Collected data
++++

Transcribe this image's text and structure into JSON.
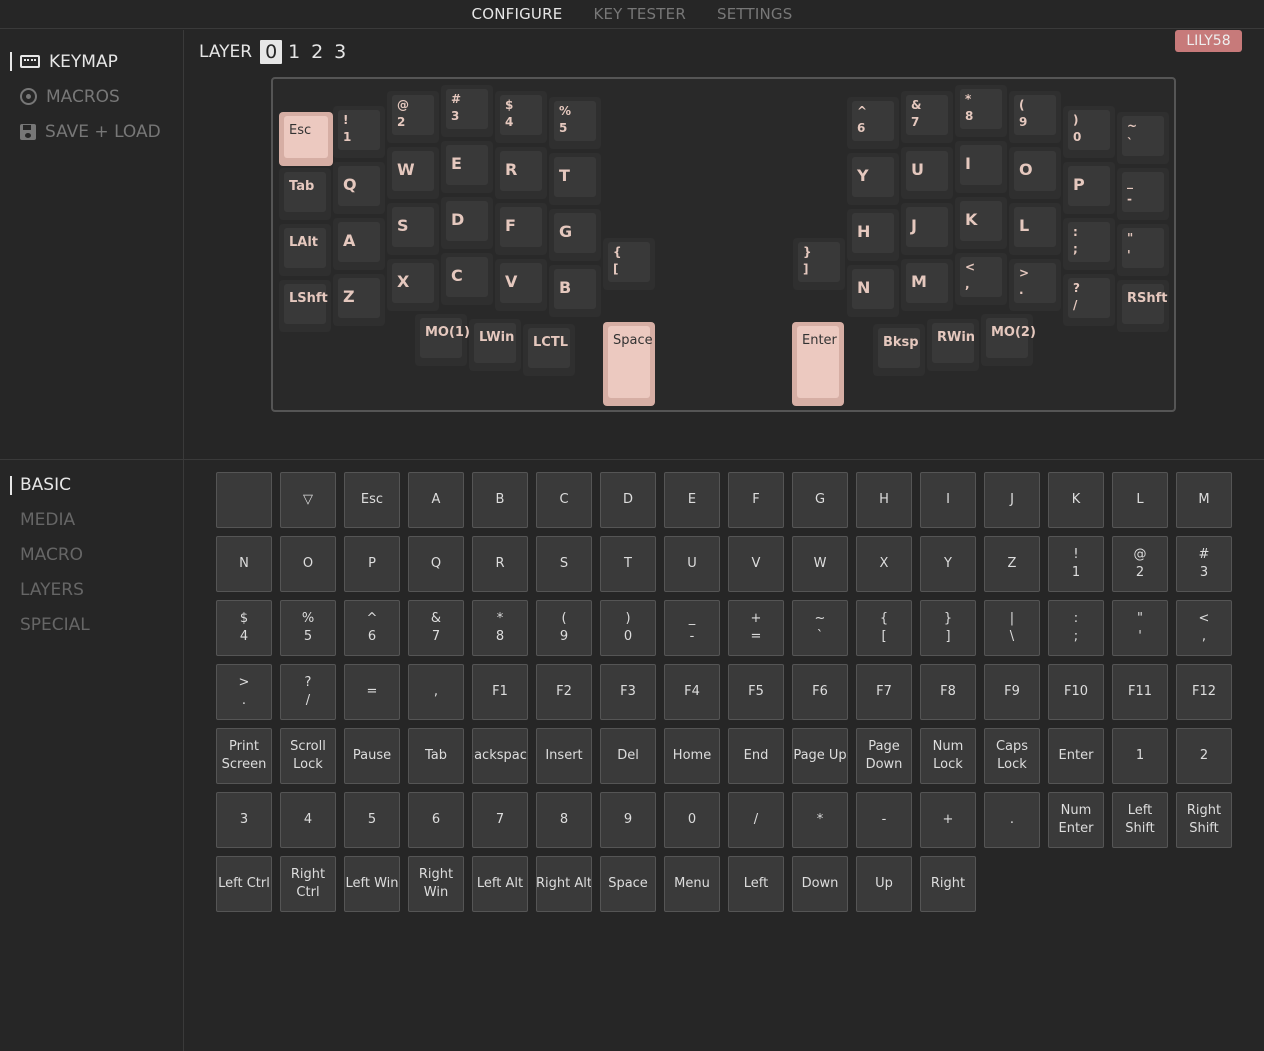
{
  "topnav": {
    "tabs": [
      "CONFIGURE",
      "KEY TESTER",
      "SETTINGS"
    ],
    "active": 0
  },
  "sidebar": {
    "items": [
      {
        "label": "KEYMAP",
        "icon": "keyboard-icon",
        "active": true
      },
      {
        "label": "MACROS",
        "icon": "macro-icon",
        "active": false
      },
      {
        "label": "SAVE + LOAD",
        "icon": "save-icon",
        "active": false
      }
    ]
  },
  "categories": {
    "items": [
      "BASIC",
      "MEDIA",
      "MACRO",
      "LAYERS",
      "SPECIAL"
    ],
    "active": 0
  },
  "layer": {
    "label": "LAYER",
    "numbers": [
      "0",
      "1",
      "2",
      "3"
    ],
    "active": 0
  },
  "board_name": "LILY58",
  "keymap": [
    "Esc",
    "!\n1",
    "@\n2",
    "#\n3",
    "$\n4",
    "%\n5",
    "Tab",
    "Q",
    "W",
    "E",
    "R",
    "T",
    "LAlt",
    "A",
    "S",
    "D",
    "F",
    "G",
    "LShft",
    "Z",
    "X",
    "C",
    "V",
    "B",
    "{\n[",
    "MO(1)",
    "LWin",
    "LCTL",
    "Space",
    "^\n6",
    "&\n7",
    "*\n8",
    "(\n9",
    ")\n0",
    "~\n`",
    "Y",
    "U",
    "I",
    "O",
    "P",
    "_\n-",
    "H",
    "J",
    "K",
    "L",
    ":\n;",
    "\"\n'",
    "}\n]",
    "N",
    "M",
    "<\n,",
    ">\n.",
    "?\n/",
    "RShft",
    "Enter",
    "Bksp",
    "RWin",
    "MO(2)"
  ],
  "palette": [
    "",
    "▽",
    "Esc",
    "A",
    "B",
    "C",
    "D",
    "E",
    "F",
    "G",
    "H",
    "I",
    "J",
    "K",
    "L",
    "M",
    "N",
    "O",
    "P",
    "Q",
    "R",
    "S",
    "T",
    "U",
    "V",
    "W",
    "X",
    "Y",
    "Z",
    "!\n1",
    "@\n2",
    "#\n3",
    "$\n4",
    "%\n5",
    "^\n6",
    "&\n7",
    "*\n8",
    "(\n9",
    ")\n0",
    "_\n-",
    "+\n=",
    "~\n`",
    "{\n[",
    "}\n]",
    "|\n\\",
    ":\n;",
    "\"\n'",
    "<\n,",
    ">\n.",
    "?\n/",
    "=",
    ",",
    "F1",
    "F2",
    "F3",
    "F4",
    "F5",
    "F6",
    "F7",
    "F8",
    "F9",
    "F10",
    "F11",
    "F12",
    "Print\nScreen",
    "Scroll\nLock",
    "Pause",
    "Tab",
    "Backspace",
    "Insert",
    "Del",
    "Home",
    "End",
    "Page Up",
    "Page\nDown",
    "Num\nLock",
    "Caps\nLock",
    "Enter",
    "1",
    "2",
    "3",
    "4",
    "5",
    "6",
    "7",
    "8",
    "9",
    "0",
    "/",
    "*",
    "-",
    "+",
    ".",
    "Num\nEnter",
    "Left\nShift",
    "Right\nShift",
    "Left Ctrl",
    "Right\nCtrl",
    "Left Win",
    "Right\nWin",
    "Left Alt",
    "Right Alt",
    "Space",
    "Menu",
    "Left",
    "Down",
    "Up",
    "Right"
  ]
}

++++

Go through the listing above and write it all out exactly, leaving out any picture.

Transcribe this image's text and structure into JSON.
{
  "topnav": {
    "tabs": [
      "CONFIGURE",
      "KEY TESTER",
      "SETTINGS"
    ],
    "active": 0
  },
  "sidebar": {
    "items": [
      {
        "label": "KEYMAP",
        "icon": "keyboard-icon",
        "active": true
      },
      {
        "label": "MACROS",
        "icon": "macro-icon",
        "active": false
      },
      {
        "label": "SAVE + LOAD",
        "icon": "save-icon",
        "active": false
      }
    ]
  },
  "categories": {
    "items": [
      "BASIC",
      "MEDIA",
      "MACRO",
      "LAYERS",
      "SPECIAL"
    ],
    "active": 0
  },
  "layer": {
    "label": "LAYER",
    "numbers": [
      "0",
      "1",
      "2",
      "3"
    ],
    "active": 0
  },
  "board_name": "LILY58",
  "keymap": [
    "Esc",
    "!\n1",
    "@\n2",
    "#\n3",
    "$\n4",
    "%\n5",
    "Tab",
    "Q",
    "W",
    "E",
    "R",
    "T",
    "LAlt",
    "A",
    "S",
    "D",
    "F",
    "G",
    "LShft",
    "Z",
    "X",
    "C",
    "V",
    "B",
    "{\n[",
    "MO(1)",
    "LWin",
    "LCTL",
    "Space",
    "^\n6",
    "&\n7",
    "*\n8",
    "(\n9",
    ")\n0",
    "~\n`",
    "Y",
    "U",
    "I",
    "O",
    "P",
    "_\n-",
    "H",
    "J",
    "K",
    "L",
    ":\n;",
    "\"\n'",
    "}\n]",
    "N",
    "M",
    "<\n,",
    ">\n.",
    "?\n/",
    "RShft",
    "Enter",
    "Bksp",
    "RWin",
    "MO(2)"
  ],
  "palette": [
    "",
    "▽",
    "Esc",
    "A",
    "B",
    "C",
    "D",
    "E",
    "F",
    "G",
    "H",
    "I",
    "J",
    "K",
    "L",
    "M",
    "N",
    "O",
    "P",
    "Q",
    "R",
    "S",
    "T",
    "U",
    "V",
    "W",
    "X",
    "Y",
    "Z",
    "!\n1",
    "@\n2",
    "#\n3",
    "$\n4",
    "%\n5",
    "^\n6",
    "&\n7",
    "*\n8",
    "(\n9",
    ")\n0",
    "_\n-",
    "+\n=",
    "~\n`",
    "{\n[",
    "}\n]",
    "|\n\\",
    ":\n;",
    "\"\n'",
    "<\n,",
    ">\n.",
    "?\n/",
    "=",
    ",",
    "F1",
    "F2",
    "F3",
    "F4",
    "F5",
    "F6",
    "F7",
    "F8",
    "F9",
    "F10",
    "F11",
    "F12",
    "Print\nScreen",
    "Scroll\nLock",
    "Pause",
    "Tab",
    "Backspace",
    "Insert",
    "Del",
    "Home",
    "End",
    "Page Up",
    "Page\nDown",
    "Num\nLock",
    "Caps\nLock",
    "Enter",
    "1",
    "2",
    "3",
    "4",
    "5",
    "6",
    "7",
    "8",
    "9",
    "0",
    "/",
    "*",
    "-",
    "+",
    ".",
    "Num\nEnter",
    "Left\nShift",
    "Right\nShift",
    "Left Ctrl",
    "Right\nCtrl",
    "Left Win",
    "Right\nWin",
    "Left Alt",
    "Right Alt",
    "Space",
    "Menu",
    "Left",
    "Down",
    "Up",
    "Right"
  ]
}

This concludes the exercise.